Return all entries precisely as they stand, without the images.

** begin Input rows **

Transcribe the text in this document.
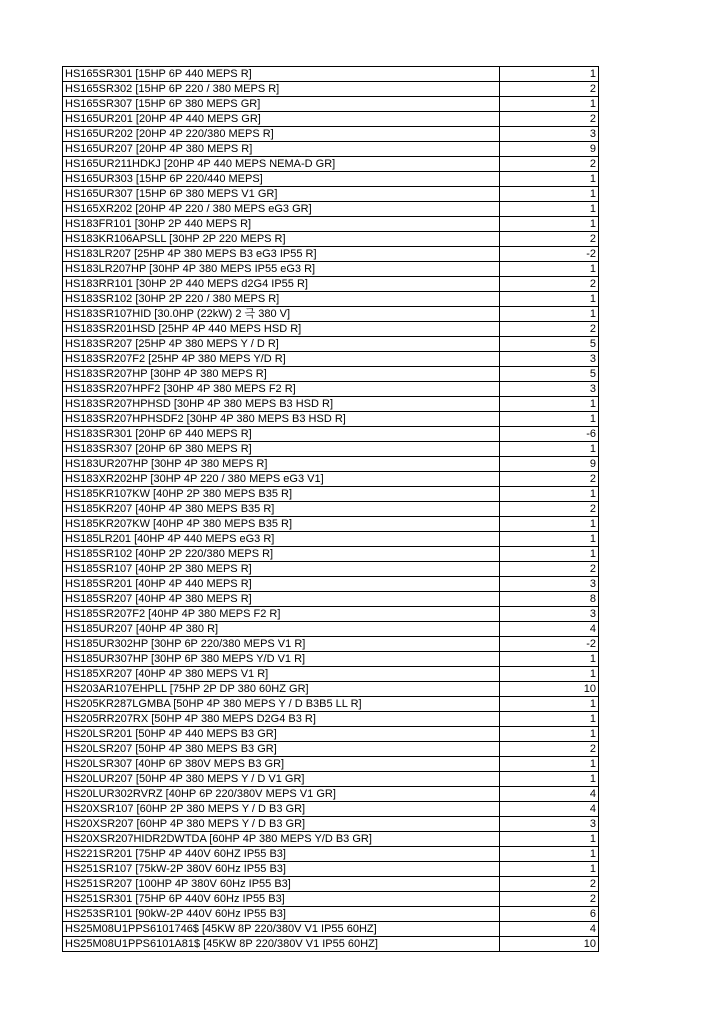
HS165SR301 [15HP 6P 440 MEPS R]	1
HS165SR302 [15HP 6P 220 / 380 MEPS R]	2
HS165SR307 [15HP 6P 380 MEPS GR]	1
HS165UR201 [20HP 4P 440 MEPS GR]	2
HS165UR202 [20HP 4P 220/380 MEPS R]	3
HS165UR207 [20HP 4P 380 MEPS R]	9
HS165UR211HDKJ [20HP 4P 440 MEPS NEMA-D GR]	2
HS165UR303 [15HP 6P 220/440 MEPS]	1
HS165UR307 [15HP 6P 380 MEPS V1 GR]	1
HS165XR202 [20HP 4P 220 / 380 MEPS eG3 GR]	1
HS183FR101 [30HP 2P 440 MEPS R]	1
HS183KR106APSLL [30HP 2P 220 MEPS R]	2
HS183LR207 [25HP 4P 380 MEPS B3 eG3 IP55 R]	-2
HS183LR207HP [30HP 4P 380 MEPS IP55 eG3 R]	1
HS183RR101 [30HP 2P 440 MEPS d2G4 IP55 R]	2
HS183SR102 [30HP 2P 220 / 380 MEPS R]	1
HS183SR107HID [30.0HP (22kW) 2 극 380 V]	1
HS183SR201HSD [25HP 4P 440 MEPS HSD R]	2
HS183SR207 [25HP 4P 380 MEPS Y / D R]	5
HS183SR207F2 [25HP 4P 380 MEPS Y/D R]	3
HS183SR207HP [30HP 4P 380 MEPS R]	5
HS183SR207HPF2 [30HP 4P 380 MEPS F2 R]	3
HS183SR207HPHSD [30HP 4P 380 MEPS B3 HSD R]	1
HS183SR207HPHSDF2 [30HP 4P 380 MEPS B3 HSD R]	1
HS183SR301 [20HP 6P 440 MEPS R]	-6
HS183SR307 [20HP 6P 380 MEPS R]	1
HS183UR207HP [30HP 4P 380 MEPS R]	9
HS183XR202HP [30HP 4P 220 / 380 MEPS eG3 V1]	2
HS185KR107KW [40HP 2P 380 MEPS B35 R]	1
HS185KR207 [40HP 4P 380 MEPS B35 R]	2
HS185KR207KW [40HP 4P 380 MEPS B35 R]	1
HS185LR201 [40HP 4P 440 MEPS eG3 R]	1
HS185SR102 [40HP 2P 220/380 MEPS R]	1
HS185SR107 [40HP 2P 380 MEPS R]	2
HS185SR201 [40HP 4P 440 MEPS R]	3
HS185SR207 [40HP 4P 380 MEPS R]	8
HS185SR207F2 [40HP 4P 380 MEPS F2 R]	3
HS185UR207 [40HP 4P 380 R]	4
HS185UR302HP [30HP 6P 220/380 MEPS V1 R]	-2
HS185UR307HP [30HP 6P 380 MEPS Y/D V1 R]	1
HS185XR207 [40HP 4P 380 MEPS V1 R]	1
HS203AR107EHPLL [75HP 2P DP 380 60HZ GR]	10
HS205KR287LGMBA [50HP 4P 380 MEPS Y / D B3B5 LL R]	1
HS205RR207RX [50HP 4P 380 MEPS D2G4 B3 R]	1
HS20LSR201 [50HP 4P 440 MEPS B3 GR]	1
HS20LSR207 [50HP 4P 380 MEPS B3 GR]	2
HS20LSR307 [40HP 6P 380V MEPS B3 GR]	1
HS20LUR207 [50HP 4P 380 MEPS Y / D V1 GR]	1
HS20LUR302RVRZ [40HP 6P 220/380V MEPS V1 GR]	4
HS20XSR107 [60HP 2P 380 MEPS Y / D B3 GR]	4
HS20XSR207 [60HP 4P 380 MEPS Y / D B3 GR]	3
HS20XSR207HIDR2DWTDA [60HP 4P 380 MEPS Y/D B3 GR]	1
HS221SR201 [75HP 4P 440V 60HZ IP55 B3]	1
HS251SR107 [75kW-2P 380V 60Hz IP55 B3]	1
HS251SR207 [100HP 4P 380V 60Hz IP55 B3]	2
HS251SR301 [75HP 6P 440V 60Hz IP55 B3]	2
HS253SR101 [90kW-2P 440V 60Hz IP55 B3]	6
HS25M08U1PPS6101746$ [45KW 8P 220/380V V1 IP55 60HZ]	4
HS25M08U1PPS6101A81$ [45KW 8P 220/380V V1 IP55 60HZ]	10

** end Input rows **

- **Output**:
Transcribe the text in this document.
HS165SR301 [15HP 6P 440 MEPS R]	1
HS165SR302 [15HP 6P 220 / 380 MEPS R]	2
HS165SR307 [15HP 6P 380 MEPS GR]	1
HS165UR201 [20HP 4P 440 MEPS GR]	2
HS165UR202 [20HP 4P 220/380 MEPS R]	3
HS165UR207 [20HP 4P 380 MEPS R]	9
HS165UR211HDKJ [20HP 4P 440 MEPS NEMA-D GR]	2
HS165UR303 [15HP 6P 220/440 MEPS]	1
HS165UR307 [15HP 6P 380 MEPS V1 GR]	1
HS165XR202 [20HP 4P 220 / 380 MEPS eG3 GR]	1
HS183FR101 [30HP 2P 440 MEPS R]	1
HS183KR106APSLL [30HP 2P 220 MEPS R]	2
HS183LR207 [25HP 4P 380 MEPS B3 eG3 IP55 R]	-2
HS183LR207HP [30HP 4P 380 MEPS IP55 eG3 R]	1
HS183RR101 [30HP 2P 440 MEPS d2G4 IP55 R]	2
HS183SR102 [30HP 2P 220 / 380 MEPS R]	1
HS183SR107HID [30.0HP (22kW) 2 극 380 V]	1
HS183SR201HSD [25HP 4P 440 MEPS HSD R]	2
HS183SR207 [25HP 4P 380 MEPS Y / D R]	5
HS183SR207F2 [25HP 4P 380 MEPS Y/D R]	3
HS183SR207HP [30HP 4P 380 MEPS R]	5
HS183SR207HPF2 [30HP 4P 380 MEPS F2 R]	3
HS183SR207HPHSD [30HP 4P 380 MEPS B3 HSD R]	1
HS183SR207HPHSDF2 [30HP 4P 380 MEPS B3 HSD R]	1
HS183SR301 [20HP 6P 440 MEPS R]	-6
HS183SR307 [20HP 6P 380 MEPS R]	1
HS183UR207HP [30HP 4P 380 MEPS R]	9
HS183XR202HP [30HP 4P 220 / 380 MEPS eG3 V1]	2
HS185KR107KW [40HP 2P 380 MEPS B35 R]	1
HS185KR207 [40HP 4P 380 MEPS B35 R]	2
HS185KR207KW [40HP 4P 380 MEPS B35 R]	1
HS185LR201 [40HP 4P 440 MEPS eG3 R]	1
HS185SR102 [40HP 2P 220/380 MEPS R]	1
HS185SR107 [40HP 2P 380 MEPS R]	2
HS185SR201 [40HP 4P 440 MEPS R]	3
HS185SR207 [40HP 4P 380 MEPS R]	8
HS185SR207F2 [40HP 4P 380 MEPS F2 R]	3
HS185UR207 [40HP 4P 380 R]	4
HS185UR302HP [30HP 6P 220/380 MEPS V1 R]	-2
HS185UR307HP [30HP 6P 380 MEPS Y/D V1 R]	1
HS185XR207 [40HP 4P 380 MEPS V1 R]	1
HS203AR107EHPLL [75HP 2P DP 380 60HZ GR]	10
HS205KR287LGMBA [50HP 4P 380 MEPS Y / D B3B5 LL R]	1
HS205RR207RX [50HP 4P 380 MEPS D2G4 B3 R]	1
HS20LSR201 [50HP 4P 440 MEPS B3 GR]	1
HS20LSR207 [50HP 4P 380 MEPS B3 GR]	2
HS20LSR307 [40HP 6P 380V MEPS B3 GR]	1
HS20LUR207 [50HP 4P 380 MEPS Y / D V1 GR]	1
HS20LUR302RVRZ [40HP 6P 220/380V MEPS V1 GR]	4
HS20XSR107 [60HP 2P 380 MEPS Y / D B3 GR]	4
HS20XSR207 [60HP 4P 380 MEPS Y / D B3 GR]	3
HS20XSR207HIDR2DWTDA [60HP 4P 380 MEPS Y/D B3 GR]	1
HS221SR201 [75HP 4P 440V 60HZ IP55 B3]	1
HS251SR107 [75kW-2P 380V 60Hz IP55 B3]	1
HS251SR207 [100HP 4P 380V 60Hz IP55 B3]	2
HS251SR301 [75HP 6P 440V 60Hz IP55 B3]	2
HS253SR101 [90kW-2P 440V 60Hz IP55 B3]	6
HS25M08U1PPS6101746$ [45KW 8P 220/380V V1 IP55 60HZ]	4
HS25M08U1PPS6101A81$ [45KW 8P 220/380V V1 IP55 60HZ]	10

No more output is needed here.